▶ _AVAILABLE DATA_:
****

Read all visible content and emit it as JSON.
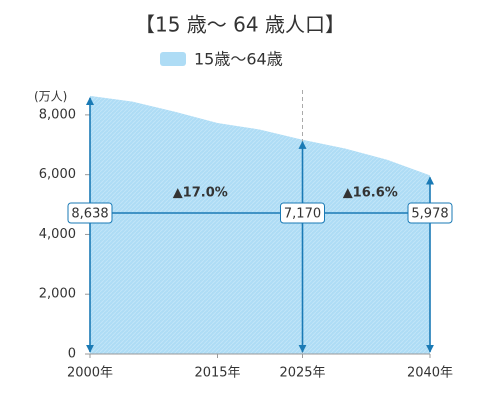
{
  "chart_data": {
    "type": "area",
    "title": "【15 歳～ 64 歳人口】",
    "y_unit": "(万人)",
    "x": [
      2000,
      2005,
      2010,
      2015,
      2020,
      2025,
      2030,
      2035,
      2040
    ],
    "series": [
      {
        "name": "15歳～64歳",
        "color": "#aedcf5",
        "values": [
          8638,
          8442,
          8103,
          7728,
          7509,
          7170,
          6875,
          6494,
          5978
        ],
        "value_labels": [
          "8,638",
          null,
          null,
          null,
          null,
          "7,170",
          null,
          null,
          "5,978"
        ]
      }
    ],
    "xlim": [
      2000,
      2040
    ],
    "xticks": [
      {
        "value": 2000,
        "label": "2000年"
      },
      {
        "value": 2015,
        "label": "2015年"
      },
      {
        "value": 2025,
        "label": "2025年"
      },
      {
        "value": 2040,
        "label": "2040年"
      }
    ],
    "ylim": [
      0,
      9000
    ],
    "yticks": [
      0,
      {
        "value": 2000,
        "label": "2,000"
      },
      {
        "value": 4000,
        "label": "4,000"
      },
      {
        "value": 6000,
        "label": "6,000"
      },
      {
        "value": 8000,
        "label": "8,000"
      }
    ],
    "annotations": [
      {
        "from": 2000,
        "to": 2025,
        "text": "▲17.0%"
      },
      {
        "from": 2025,
        "to": 2040,
        "text": "▲16.6%"
      }
    ],
    "arrow_color": "#1a7ab5"
  }
}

****

▶ _WHAT TO DO_:
The data above should be repeated exactly, minus any pictures.

▶ _EXERCISE RESULT_:
Read all visible content and emit it as JSON.
{
  "chart_data": {
    "type": "area",
    "title": "【15 歳～ 64 歳人口】",
    "y_unit": "(万人)",
    "x": [
      2000,
      2005,
      2010,
      2015,
      2020,
      2025,
      2030,
      2035,
      2040
    ],
    "series": [
      {
        "name": "15歳～64歳",
        "color": "#aedcf5",
        "values": [
          8638,
          8442,
          8103,
          7728,
          7509,
          7170,
          6875,
          6494,
          5978
        ],
        "value_labels": [
          "8,638",
          null,
          null,
          null,
          null,
          "7,170",
          null,
          null,
          "5,978"
        ]
      }
    ],
    "xlim": [
      2000,
      2040
    ],
    "xticks": [
      {
        "value": 2000,
        "label": "2000年"
      },
      {
        "value": 2015,
        "label": "2015年"
      },
      {
        "value": 2025,
        "label": "2025年"
      },
      {
        "value": 2040,
        "label": "2040年"
      }
    ],
    "ylim": [
      0,
      9000
    ],
    "yticks": [
      0,
      {
        "value": 2000,
        "label": "2,000"
      },
      {
        "value": 4000,
        "label": "4,000"
      },
      {
        "value": 6000,
        "label": "6,000"
      },
      {
        "value": 8000,
        "label": "8,000"
      }
    ],
    "annotations": [
      {
        "from": 2000,
        "to": 2025,
        "text": "▲17.0%"
      },
      {
        "from": 2025,
        "to": 2040,
        "text": "▲16.6%"
      }
    ],
    "arrow_color": "#1a7ab5"
  }
}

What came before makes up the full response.